▶ _Problem to solve_
Pictures aside, quote the whole listing exactly.

Dataset rows

## Begin

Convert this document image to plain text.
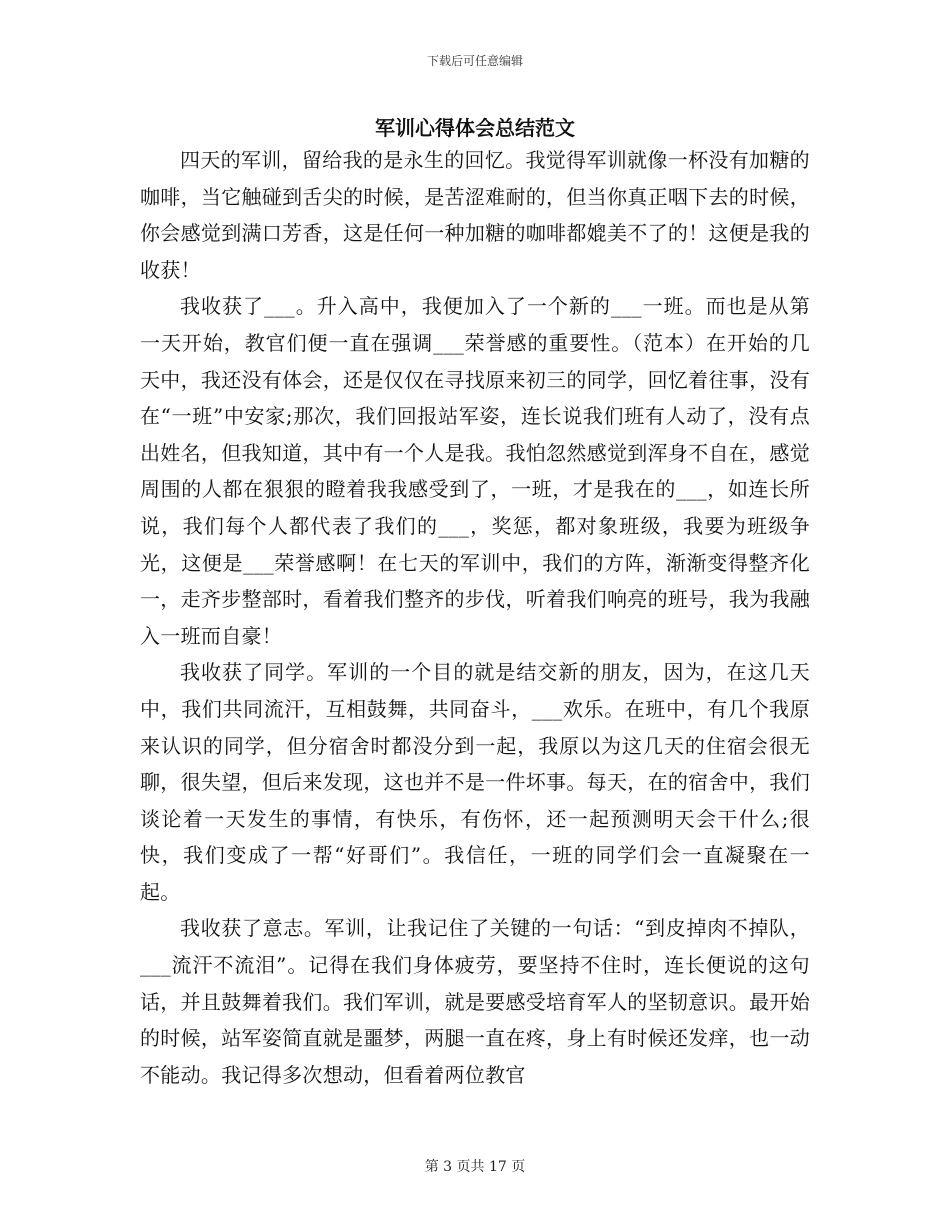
下载后可任意编辑
军训心得体会总结范文

四天的军训，留给我的是永生的回忆。我觉得军训就像一杯没有加糖的咖啡，当它触碰到舌尖的时候，是苦涩难耐的，但当你真正咽下去的时候，你会感觉到满口芳香，这是任何一种加糖的咖啡都媲美不了的！这便是我的收获！

我收获了___。升入高中，我便加入了一个新的___一班。而也是从第一天开始，教官们便一直在强调___荣誉感的重要性。（范本）在开始的几天中，我还没有体会，还是仅仅在寻找原来初三的同学，回忆着往事，没有在“一班”中安家;那次，我们回报站军姿，连长说我们班有人动了，没有点出姓名，但我知道，其中有一个人是我。我怕忽然感觉到浑身不自在，感觉周围的人都在狠狠的瞪着我我感受到了，一班，才是我在的___，如连长所说，我们每个人都代表了我们的___，奖惩，都对象班级，我要为班级争光，这便是___荣誉感啊！在七天的军训中，我们的方阵，渐渐变得整齐化一，走齐步整部时，看着我们整齐的步伐，听着我们响亮的班号，我为我融入一班而自豪！

我收获了同学。军训的一个目的就是结交新的朋友，因为，在这几天中，我们共同流汗，互相鼓舞，共同奋斗，___欢乐。在班中，有几个我原来认识的同学，但分宿舍时都没分到一起，我原以为这几天的住宿会很无聊，很失望，但后来发现，这也并不是一件坏事。每天，在的宿舍中，我们谈论着一天发生的事情，有快乐，有伤怀，还一起预测明天会干什么;很快，我们变成了一帮“好哥们”。我信任，一班的同学们会一直凝聚在一起。

我收获了意志。军训，让我记住了关键的一句话：“到皮掉肉不掉队，___流汗不流泪”。记得在我们身体疲劳，要坚持不住时，连长便说的这句话，并且鼓舞着我们。我们军训，就是要感受培育军人的坚韧意识。最开始的时候，站军姿简直就是噩梦，两腿一直在疼，身上有时候还发痒，也一动不能动。我记得多次想动，但看着两位教官

第 3 页共 17 页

## End

▶ _Response to this task_
Convert this document image to plain text.
下载后可任意编辑
军训心得体会总结范文

四天的军训，留给我的是永生的回忆。我觉得军训就像一杯没有加糖的咖啡，当它触碰到舌尖的时候，是苦涩难耐的，但当你真正咽下去的时候，你会感觉到满口芳香，这是任何一种加糖的咖啡都媲美不了的！这便是我的收获！

我收获了___。升入高中，我便加入了一个新的___一班。而也是从第一天开始，教官们便一直在强调___荣誉感的重要性。（范本）在开始的几天中，我还没有体会，还是仅仅在寻找原来初三的同学，回忆着往事，没有在“一班”中安家;那次，我们回报站军姿，连长说我们班有人动了，没有点出姓名，但我知道，其中有一个人是我。我怕忽然感觉到浑身不自在，感觉周围的人都在狠狠的瞪着我我感受到了，一班，才是我在的___，如连长所说，我们每个人都代表了我们的___，奖惩，都对象班级，我要为班级争光，这便是___荣誉感啊！在七天的军训中，我们的方阵，渐渐变得整齐化一，走齐步整部时，看着我们整齐的步伐，听着我们响亮的班号，我为我融入一班而自豪！

我收获了同学。军训的一个目的就是结交新的朋友，因为，在这几天中，我们共同流汗，互相鼓舞，共同奋斗，___欢乐。在班中，有几个我原来认识的同学，但分宿舍时都没分到一起，我原以为这几天的住宿会很无聊，很失望，但后来发现，这也并不是一件坏事。每天，在的宿舍中，我们谈论着一天发生的事情，有快乐，有伤怀，还一起预测明天会干什么;很快，我们变成了一帮“好哥们”。我信任，一班的同学们会一直凝聚在一起。

我收获了意志。军训，让我记住了关键的一句话：“到皮掉肉不掉队，___流汗不流泪”。记得在我们身体疲劳，要坚持不住时，连长便说的这句话，并且鼓舞着我们。我们军训，就是要感受培育军人的坚韧意识。最开始的时候，站军姿简直就是噩梦，两腿一直在疼，身上有时候还发痒，也一动不能动。我记得多次想动，但看着两位教官

第 3 页共 17 页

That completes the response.